[Job]
Leave the pictures out. Return all other data exactly.

[Data excerpts]
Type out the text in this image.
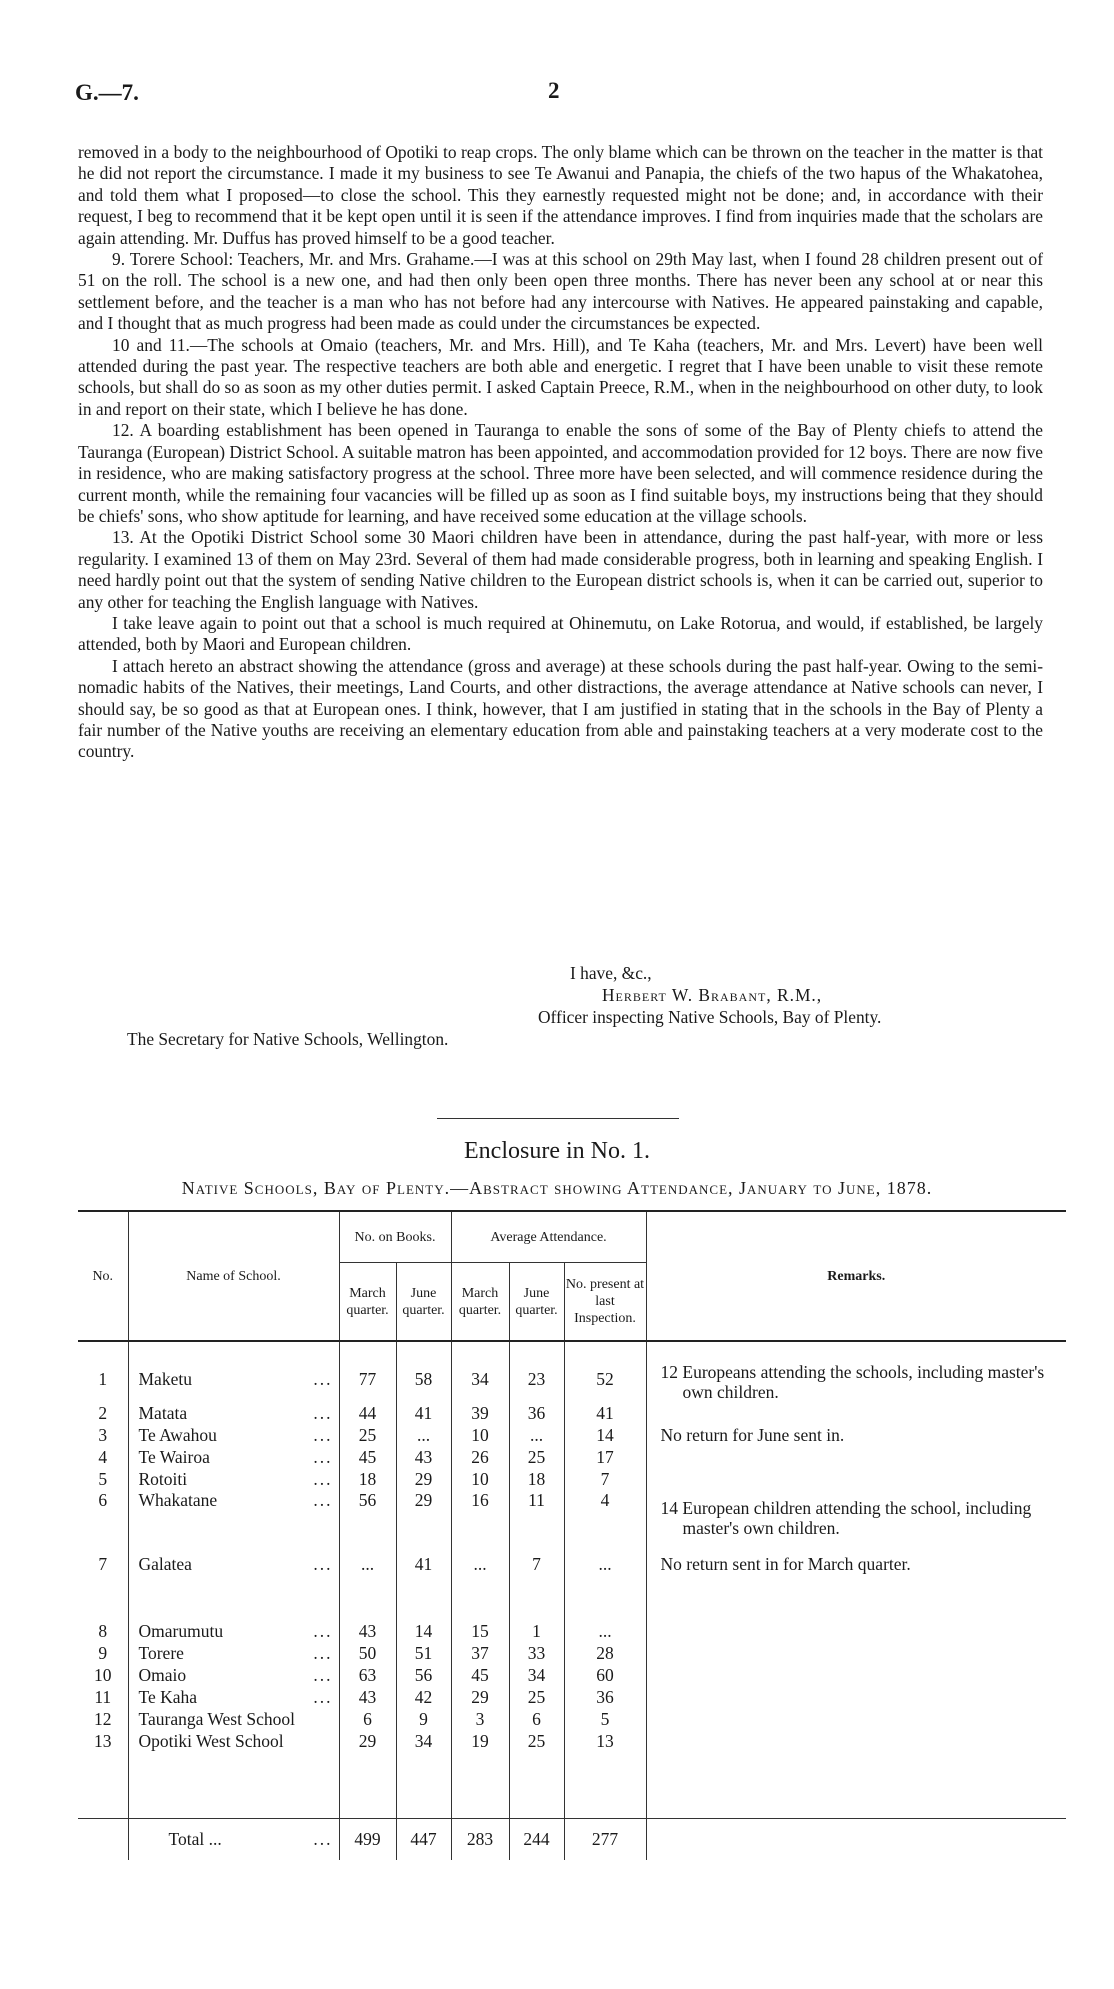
G.—7.	2

removed in a body to the neighbourhood of Opotiki to reap crops. The only blame which can be thrown on the teacher in the matter is that he did not report the circumstance. I made it my business to see Te Awanui and Panapia, the chiefs of the two hapus of the Whakatohea, and told them what I proposed—to close the school. This they earnestly requested might not be done; and, in accordance with their request, I beg to recommend that it be kept open until it is seen if the attendance improves. I find from inquiries made that the scholars are again attending. Mr. Duffus has proved himself to be a good teacher.

9. Torere School: Teachers, Mr. and Mrs. Grahame.—I was at this school on 29th May last, when I found 28 children present out of 51 on the roll. The school is a new one, and had then only been open three months. There has never been any school at or near this settlement before, and the teacher is a man who has not before had any intercourse with Natives. He appeared painstaking and capable, and I thought that as much progress had been made as could under the circumstances be expected.

10 and 11.—The schools at Omaio (teachers, Mr. and Mrs. Hill), and Te Kaha (teachers, Mr. and Mrs. Levert) have been well attended during the past year. The respective teachers are both able and energetic. I regret that I have been unable to visit these remote schools, but shall do so as soon as my other duties permit. I asked Captain Preece, R.M., when in the neighbourhood on other duty, to look in and report on their state, which I believe he has done.

12. A boarding establishment has been opened in Tauranga to enable the sons of some of the Bay of Plenty chiefs to attend the Tauranga (European) District School. A suitable matron has been appointed, and accommodation provided for 12 boys. There are now five in residence, who are making satisfactory progress at the school. Three more have been selected, and will commence residence during the current month, while the remaining four vacancies will be filled up as soon as I find suitable boys, my instructions being that they should be chiefs' sons, who show aptitude for learning, and have received some education at the village schools.

13. At the Opotiki District School some 30 Maori children have been in attendance, during the past half-year, with more or less regularity. I examined 13 of them on May 23rd. Several of them had made considerable progress, both in learning and speaking English. I need hardly point out that the system of sending Native children to the European district schools is, when it can be carried out, superior to any other for teaching the English language with Natives.

I take leave again to point out that a school is much required at Ohinemutu, on Lake Rotorua, and would, if established, be largely attended, both by Maori and European children.

I attach hereto an abstract showing the attendance (gross and average) at these schools during the past half-year. Owing to the semi-nomadic habits of the Natives, their meetings, Land Courts, and other distractions, the average attendance at Native schools can never, I should say, be so good as that at European ones. I think, however, that I am justified in stating that in the schools in the Bay of Plenty a fair number of the Native youths are receiving an elementary education from able and painstaking teachers at a very moderate cost to the country.

I have, &c.,
Herbert W. Brabant, R.M.,
Officer inspecting Native Schools, Bay of Plenty.
The Secretary for Native Schools, Wellington.
Enclosure in No. 1.
Native Schools, Bay of Plenty.—Abstract showing Attendance, January to June, 1878.
No.	Name of School.	No. on Books.		Average Attendance.			Remarks.
		March quarter.	June quarter.	March quarter.	June quarter.	No. present at last Inspection.	
1	Maketu ...	77	58	34	23	52	12 Europeans attending the schools, including master's own children.

2	Matata ...	44	41	39	36	41	
3	Te Awahou ...	25	...	10	...	14	No return for June sent in.

4	Te Wairoa ...	45	43	26	25	17	
5	Rotoiti ...	18	29	10	18	7	
6	Whakatane ...	56	29	16	11	4	14 European children attending the school, including master's own children.

7	Galatea ...	...	41	...	7	...	No return sent in for March quarter.

8	Omarumutu ...	43	14	15	1	...	
9	Torere ...	50	51	37	33	28	
10	Omaio ...	63	56	45	34	60	
11	Te Kaha ...	43	42	29	25	36	
12	Tauranga West School	6	9	3	6	5	
13	Opotiki West School	29	34	19	25	13	

	Total ... ...	499	447	283	244	277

[Complete output]
Type out the text in this image.
G.—7.	2

removed in a body to the neighbourhood of Opotiki to reap crops. The only blame which can be thrown on the teacher in the matter is that he did not report the circumstance. I made it my business to see Te Awanui and Panapia, the chiefs of the two hapus of the Whakatohea, and told them what I proposed—to close the school. This they earnestly requested might not be done; and, in accordance with their request, I beg to recommend that it be kept open until it is seen if the attendance improves. I find from inquiries made that the scholars are again attending. Mr. Duffus has proved himself to be a good teacher.

9. Torere School: Teachers, Mr. and Mrs. Grahame.—I was at this school on 29th May last, when I found 28 children present out of 51 on the roll. The school is a new one, and had then only been open three months. There has never been any school at or near this settlement before, and the teacher is a man who has not before had any intercourse with Natives. He appeared painstaking and capable, and I thought that as much progress had been made as could under the circumstances be expected.

10 and 11.—The schools at Omaio (teachers, Mr. and Mrs. Hill), and Te Kaha (teachers, Mr. and Mrs. Levert) have been well attended during the past year. The respective teachers are both able and energetic. I regret that I have been unable to visit these remote schools, but shall do so as soon as my other duties permit. I asked Captain Preece, R.M., when in the neighbourhood on other duty, to look in and report on their state, which I believe he has done.

12. A boarding establishment has been opened in Tauranga to enable the sons of some of the Bay of Plenty chiefs to attend the Tauranga (European) District School. A suitable matron has been appointed, and accommodation provided for 12 boys. There are now five in residence, who are making satisfactory progress at the school. Three more have been selected, and will commence residence during the current month, while the remaining four vacancies will be filled up as soon as I find suitable boys, my instructions being that they should be chiefs' sons, who show aptitude for learning, and have received some education at the village schools.

13. At the Opotiki District School some 30 Maori children have been in attendance, during the past half-year, with more or less regularity. I examined 13 of them on May 23rd. Several of them had made considerable progress, both in learning and speaking English. I need hardly point out that the system of sending Native children to the European district schools is, when it can be carried out, superior to any other for teaching the English language with Natives.

I take leave again to point out that a school is much required at Ohinemutu, on Lake Rotorua, and would, if established, be largely attended, both by Maori and European children.

I attach hereto an abstract showing the attendance (gross and average) at these schools during the past half-year. Owing to the semi-nomadic habits of the Natives, their meetings, Land Courts, and other distractions, the average attendance at Native schools can never, I should say, be so good as that at European ones. I think, however, that I am justified in stating that in the schools in the Bay of Plenty a fair number of the Native youths are receiving an elementary education from able and painstaking teachers at a very moderate cost to the country.

I have, &c.,
Herbert W. Brabant, R.M.,
Officer inspecting Native Schools, Bay of Plenty.
The Secretary for Native Schools, Wellington.
Enclosure in No. 1.
Native Schools, Bay of Plenty.—Abstract showing Attendance, January to June, 1878.
No.	Name of School.	No. on Books.		Average Attendance.			Remarks.
		March quarter.	June quarter.	March quarter.	June quarter.	No. present at last Inspection.	
1	Maketu ...	77	58	34	23	52	12 Europeans attending the schools, including master's own children.

2	Matata ...	44	41	39	36	41	
3	Te Awahou ...	25	...	10	...	14	No return for June sent in.

4	Te Wairoa ...	45	43	26	25	17	
5	Rotoiti ...	18	29	10	18	7	
6	Whakatane ...	56	29	16	11	4	14 European children attending the school, including master's own children.

7	Galatea ...	...	41	...	7	...	No return sent in for March quarter.

8	Omarumutu ...	43	14	15	1	...	
9	Torere ...	50	51	37	33	28	
10	Omaio ...	63	56	45	34	60	
11	Te Kaha ...	43	42	29	25	36	
12	Tauranga West School	6	9	3	6	5	
13	Opotiki West School	29	34	19	25	13	

	Total ... ...	499	447	283	244	277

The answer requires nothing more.